### Stated task
Write out all of the entries exactly as given.

[Data excerpts]
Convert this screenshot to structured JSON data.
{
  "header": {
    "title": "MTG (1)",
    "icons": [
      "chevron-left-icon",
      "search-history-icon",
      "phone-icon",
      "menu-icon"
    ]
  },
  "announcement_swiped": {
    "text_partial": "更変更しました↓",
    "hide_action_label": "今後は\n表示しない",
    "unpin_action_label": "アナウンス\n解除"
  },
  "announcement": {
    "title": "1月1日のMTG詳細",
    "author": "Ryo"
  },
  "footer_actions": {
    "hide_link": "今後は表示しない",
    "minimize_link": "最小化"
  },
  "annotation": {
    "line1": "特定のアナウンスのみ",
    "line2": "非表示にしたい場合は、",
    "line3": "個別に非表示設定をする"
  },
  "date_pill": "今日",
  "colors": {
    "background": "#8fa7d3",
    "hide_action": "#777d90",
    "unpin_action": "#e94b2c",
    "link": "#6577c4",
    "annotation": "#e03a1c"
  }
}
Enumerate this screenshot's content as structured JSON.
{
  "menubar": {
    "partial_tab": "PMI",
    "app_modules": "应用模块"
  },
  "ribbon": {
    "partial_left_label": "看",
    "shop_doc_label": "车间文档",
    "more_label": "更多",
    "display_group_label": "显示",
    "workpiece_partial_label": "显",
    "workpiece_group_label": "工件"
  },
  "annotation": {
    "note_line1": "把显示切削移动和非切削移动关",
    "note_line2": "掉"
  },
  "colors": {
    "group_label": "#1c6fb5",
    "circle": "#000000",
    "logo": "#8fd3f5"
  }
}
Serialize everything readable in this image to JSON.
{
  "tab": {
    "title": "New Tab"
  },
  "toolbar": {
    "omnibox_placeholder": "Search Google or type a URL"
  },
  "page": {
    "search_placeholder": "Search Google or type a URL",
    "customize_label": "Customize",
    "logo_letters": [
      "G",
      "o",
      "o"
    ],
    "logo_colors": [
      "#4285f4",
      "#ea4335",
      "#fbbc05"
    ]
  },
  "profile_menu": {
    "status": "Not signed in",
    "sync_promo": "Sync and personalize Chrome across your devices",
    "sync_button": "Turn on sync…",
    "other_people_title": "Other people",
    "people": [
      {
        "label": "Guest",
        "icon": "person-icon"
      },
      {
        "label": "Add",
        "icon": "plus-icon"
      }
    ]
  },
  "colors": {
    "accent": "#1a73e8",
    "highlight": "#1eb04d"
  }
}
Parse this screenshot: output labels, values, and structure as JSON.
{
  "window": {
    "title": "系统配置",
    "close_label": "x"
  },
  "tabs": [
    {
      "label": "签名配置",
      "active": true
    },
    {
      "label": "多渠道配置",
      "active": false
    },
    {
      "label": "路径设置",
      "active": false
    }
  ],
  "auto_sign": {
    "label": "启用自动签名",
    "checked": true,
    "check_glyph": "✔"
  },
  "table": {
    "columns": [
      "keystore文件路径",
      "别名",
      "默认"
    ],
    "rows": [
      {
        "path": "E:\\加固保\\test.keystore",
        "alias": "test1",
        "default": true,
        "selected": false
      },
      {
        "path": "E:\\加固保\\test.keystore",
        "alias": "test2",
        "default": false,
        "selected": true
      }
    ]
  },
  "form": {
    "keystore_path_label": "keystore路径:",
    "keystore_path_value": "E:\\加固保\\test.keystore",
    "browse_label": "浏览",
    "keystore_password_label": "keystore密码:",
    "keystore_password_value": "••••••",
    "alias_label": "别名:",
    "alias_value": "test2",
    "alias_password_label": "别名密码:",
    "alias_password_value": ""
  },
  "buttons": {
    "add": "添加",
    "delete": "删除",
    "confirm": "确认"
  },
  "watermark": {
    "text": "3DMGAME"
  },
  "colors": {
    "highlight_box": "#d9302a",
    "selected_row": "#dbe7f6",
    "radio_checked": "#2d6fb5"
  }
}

### The reply
Convert this screenshot to structured JSON data.
{
  "header": {
    "title": "MTG (1)",
    "icons": [
      "chevron-left-icon",
      "search-history-icon",
      "phone-icon",
      "menu-icon"
    ]
  },
  "announcement_swiped": {
    "text_partial": "更変更しました↓",
    "hide_action_label": "今後は\n表示しない",
    "unpin_action_label": "アナウンス\n解除"
  },
  "announcement": {
    "title": "1月1日のMTG詳細",
    "author": "Ryo"
  },
  "footer_actions": {
    "hide_link": "今後は表示しない",
    "minimize_link": "最小化"
  },
  "annotation": {
    "line1": "特定のアナウンスのみ",
    "line2": "非表示にしたい場合は、",
    "line3": "個別に非表示設定をする"
  },
  "date_pill": "今日",
  "colors": {
    "background": "#8fa7d3",
    "hide_action": "#777d90",
    "unpin_action": "#e94b2c",
    "link": "#6577c4",
    "annotation": "#e03a1c"
  }
}
Enumerate this screenshot's content as structured JSON.
{
  "menubar": {
    "partial_tab": "PMI",
    "app_modules": "应用模块"
  },
  "ribbon": {
    "partial_left_label": "看",
    "shop_doc_label": "车间文档",
    "more_label": "更多",
    "display_group_label": "显示",
    "workpiece_partial_label": "显",
    "workpiece_group_label": "工件"
  },
  "annotation": {
    "note_line1": "把显示切削移动和非切削移动关",
    "note_line2": "掉"
  },
  "colors": {
    "group_label": "#1c6fb5",
    "circle": "#000000",
    "logo": "#8fd3f5"
  }
}
Serialize everything readable in this image to JSON.
{
  "tab": {
    "title": "New Tab"
  },
  "toolbar": {
    "omnibox_placeholder": "Search Google or type a URL"
  },
  "page": {
    "search_placeholder": "Search Google or type a URL",
    "customize_label": "Customize",
    "logo_letters": [
      "G",
      "o",
      "o"
    ],
    "logo_colors": [
      "#4285f4",
      "#ea4335",
      "#fbbc05"
    ]
  },
  "profile_menu": {
    "status": "Not signed in",
    "sync_promo": "Sync and personalize Chrome across your devices",
    "sync_button": "Turn on sync…",
    "other_people_title": "Other people",
    "people": [
      {
        "label": "Guest",
        "icon": "person-icon"
      },
      {
        "label": "Add",
        "icon": "plus-icon"
      }
    ]
  },
  "colors": {
    "accent": "#1a73e8",
    "highlight": "#1eb04d"
  }
}
Parse this screenshot: output labels, values, and structure as JSON.
{
  "window": {
    "title": "系统配置",
    "close_label": "x"
  },
  "tabs": [
    {
      "label": "签名配置",
      "active": true
    },
    {
      "label": "多渠道配置",
      "active": false
    },
    {
      "label": "路径设置",
      "active": false
    }
  ],
  "auto_sign": {
    "label": "启用自动签名",
    "checked": true,
    "check_glyph": "✔"
  },
  "table": {
    "columns": [
      "keystore文件路径",
      "别名",
      "默认"
    ],
    "rows": [
      {
        "path": "E:\\加固保\\test.keystore",
        "alias": "test1",
        "default": true,
        "selected": false
      },
      {
        "path": "E:\\加固保\\test.keystore",
        "alias": "test2",
        "default": false,
        "selected": true
      }
    ]
  },
  "form": {
    "keystore_path_label": "keystore路径:",
    "keystore_path_value": "E:\\加固保\\test.keystore",
    "browse_label": "浏览",
    "keystore_password_label": "keystore密码:",
    "keystore_password_value": "••••••",
    "alias_label": "别名:",
    "alias_value": "test2",
    "alias_password_label": "别名密码:",
    "alias_password_value": ""
  },
  "buttons": {
    "add": "添加",
    "delete": "删除",
    "confirm": "确认"
  },
  "watermark": {
    "text": "3DMGAME"
  },
  "colors": {
    "highlight_box": "#d9302a",
    "selected_row": "#dbe7f6",
    "radio_checked": "#2d6fb5"
  }
}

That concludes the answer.